■ GIVEN INSTRUCTION
Extract the listing in its entirety, keeping each line identical to the original.

■ Dataset items

══════════

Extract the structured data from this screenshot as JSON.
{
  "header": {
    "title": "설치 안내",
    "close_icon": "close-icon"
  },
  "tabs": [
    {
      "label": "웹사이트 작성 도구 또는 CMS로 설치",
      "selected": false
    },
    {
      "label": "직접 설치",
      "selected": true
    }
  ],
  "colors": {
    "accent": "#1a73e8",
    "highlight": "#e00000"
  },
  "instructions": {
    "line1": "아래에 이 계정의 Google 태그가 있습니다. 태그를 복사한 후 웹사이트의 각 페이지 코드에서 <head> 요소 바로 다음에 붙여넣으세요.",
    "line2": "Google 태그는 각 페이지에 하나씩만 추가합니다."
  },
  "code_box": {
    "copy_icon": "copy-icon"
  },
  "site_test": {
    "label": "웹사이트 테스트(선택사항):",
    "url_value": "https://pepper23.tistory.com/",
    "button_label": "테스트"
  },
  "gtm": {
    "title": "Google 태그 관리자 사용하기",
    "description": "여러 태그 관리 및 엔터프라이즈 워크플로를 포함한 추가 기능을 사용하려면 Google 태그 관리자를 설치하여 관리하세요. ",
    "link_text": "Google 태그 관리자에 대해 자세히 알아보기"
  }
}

══════════

■ RESULT FOR THIS TASK
Extract the structured data from this screenshot as JSON.
{
  "header": {
    "title": "설치 안내",
    "close_icon": "close-icon"
  },
  "tabs": [
    {
      "label": "웹사이트 작성 도구 또는 CMS로 설치",
      "selected": false
    },
    {
      "label": "직접 설치",
      "selected": true
    }
  ],
  "colors": {
    "accent": "#1a73e8",
    "highlight": "#e00000"
  },
  "instructions": {
    "line1": "아래에 이 계정의 Google 태그가 있습니다. 태그를 복사한 후 웹사이트의 각 페이지 코드에서 <head> 요소 바로 다음에 붙여넣으세요.",
    "line2": "Google 태그는 각 페이지에 하나씩만 추가합니다."
  },
  "code_box": {
    "copy_icon": "copy-icon"
  },
  "site_test": {
    "label": "웹사이트 테스트(선택사항):",
    "url_value": "https://pepper23.tistory.com/",
    "button_label": "테스트"
  },
  "gtm": {
    "title": "Google 태그 관리자 사용하기",
    "description": "여러 태그 관리 및 엔터프라이즈 워크플로를 포함한 추가 기능을 사용하려면 Google 태그 관리자를 설치하여 관리하세요. ",
    "link_text": "Google 태그 관리자에 대해 자세히 알아보기"
  }
}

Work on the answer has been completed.